## Information provided:
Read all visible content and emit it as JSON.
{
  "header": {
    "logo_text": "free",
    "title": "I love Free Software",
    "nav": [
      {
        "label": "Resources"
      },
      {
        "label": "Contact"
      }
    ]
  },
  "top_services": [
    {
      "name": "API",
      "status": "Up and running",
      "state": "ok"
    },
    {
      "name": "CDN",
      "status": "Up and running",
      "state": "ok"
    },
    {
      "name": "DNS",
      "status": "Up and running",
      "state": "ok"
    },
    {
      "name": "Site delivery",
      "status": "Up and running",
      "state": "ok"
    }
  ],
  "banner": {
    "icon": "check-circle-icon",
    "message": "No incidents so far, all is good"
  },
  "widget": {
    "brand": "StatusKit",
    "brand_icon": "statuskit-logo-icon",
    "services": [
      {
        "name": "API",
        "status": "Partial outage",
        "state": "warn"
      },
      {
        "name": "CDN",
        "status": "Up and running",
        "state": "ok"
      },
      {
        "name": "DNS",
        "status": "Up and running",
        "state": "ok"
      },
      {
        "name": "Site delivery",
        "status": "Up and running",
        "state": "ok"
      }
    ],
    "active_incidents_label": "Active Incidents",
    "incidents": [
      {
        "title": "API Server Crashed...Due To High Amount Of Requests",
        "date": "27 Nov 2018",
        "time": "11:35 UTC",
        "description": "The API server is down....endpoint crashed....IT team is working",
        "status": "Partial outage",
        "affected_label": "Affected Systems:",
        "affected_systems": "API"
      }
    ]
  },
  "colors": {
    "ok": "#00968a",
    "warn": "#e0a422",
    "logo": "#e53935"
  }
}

## Task requirements:
Return the listing above word for word.

## Reply:
Read all visible content and emit it as JSON.
{
  "header": {
    "logo_text": "free",
    "title": "I love Free Software",
    "nav": [
      {
        "label": "Resources"
      },
      {
        "label": "Contact"
      }
    ]
  },
  "top_services": [
    {
      "name": "API",
      "status": "Up and running",
      "state": "ok"
    },
    {
      "name": "CDN",
      "status": "Up and running",
      "state": "ok"
    },
    {
      "name": "DNS",
      "status": "Up and running",
      "state": "ok"
    },
    {
      "name": "Site delivery",
      "status": "Up and running",
      "state": "ok"
    }
  ],
  "banner": {
    "icon": "check-circle-icon",
    "message": "No incidents so far, all is good"
  },
  "widget": {
    "brand": "StatusKit",
    "brand_icon": "statuskit-logo-icon",
    "services": [
      {
        "name": "API",
        "status": "Partial outage",
        "state": "warn"
      },
      {
        "name": "CDN",
        "status": "Up and running",
        "state": "ok"
      },
      {
        "name": "DNS",
        "status": "Up and running",
        "state": "ok"
      },
      {
        "name": "Site delivery",
        "status": "Up and running",
        "state": "ok"
      }
    ],
    "active_incidents_label": "Active Incidents",
    "incidents": [
      {
        "title": "API Server Crashed...Due To High Amount Of Requests",
        "date": "27 Nov 2018",
        "time": "11:35 UTC",
        "description": "The API server is down....endpoint crashed....IT team is working",
        "status": "Partial outage",
        "affected_label": "Affected Systems:",
        "affected_systems": "API"
      }
    ]
  },
  "colors": {
    "ok": "#00968a",
    "warn": "#e0a422",
    "logo": "#e53935"
  }
}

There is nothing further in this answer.